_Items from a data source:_

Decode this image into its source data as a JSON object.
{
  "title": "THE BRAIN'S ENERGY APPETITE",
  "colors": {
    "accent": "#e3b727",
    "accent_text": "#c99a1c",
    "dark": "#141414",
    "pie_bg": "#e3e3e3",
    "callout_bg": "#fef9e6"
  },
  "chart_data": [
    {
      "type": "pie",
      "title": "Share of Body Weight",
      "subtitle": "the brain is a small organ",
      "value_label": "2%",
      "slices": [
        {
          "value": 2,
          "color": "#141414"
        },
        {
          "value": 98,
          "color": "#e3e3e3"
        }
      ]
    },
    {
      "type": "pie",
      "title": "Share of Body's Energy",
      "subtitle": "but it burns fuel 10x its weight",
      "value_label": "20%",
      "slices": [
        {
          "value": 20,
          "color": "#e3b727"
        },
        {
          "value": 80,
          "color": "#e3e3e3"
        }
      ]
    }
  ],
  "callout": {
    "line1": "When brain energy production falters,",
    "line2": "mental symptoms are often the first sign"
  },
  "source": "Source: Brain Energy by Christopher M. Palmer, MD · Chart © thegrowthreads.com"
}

_What is asked:_
Extract all of the material exactly as it is written.

_Output of the task:_
Decode this image into its source data as a JSON object.
{
  "title": "THE BRAIN'S ENERGY APPETITE",
  "colors": {
    "accent": "#e3b727",
    "accent_text": "#c99a1c",
    "dark": "#141414",
    "pie_bg": "#e3e3e3",
    "callout_bg": "#fef9e6"
  },
  "chart_data": [
    {
      "type": "pie",
      "title": "Share of Body Weight",
      "subtitle": "the brain is a small organ",
      "value_label": "2%",
      "slices": [
        {
          "value": 2,
          "color": "#141414"
        },
        {
          "value": 98,
          "color": "#e3e3e3"
        }
      ]
    },
    {
      "type": "pie",
      "title": "Share of Body's Energy",
      "subtitle": "but it burns fuel 10x its weight",
      "value_label": "20%",
      "slices": [
        {
          "value": 20,
          "color": "#e3b727"
        },
        {
          "value": 80,
          "color": "#e3e3e3"
        }
      ]
    }
  ],
  "callout": {
    "line1": "When brain energy production falters,",
    "line2": "mental symptoms are often the first sign"
  },
  "source": "Source: Brain Energy by Christopher M. Palmer, MD · Chart © thegrowthreads.com"
}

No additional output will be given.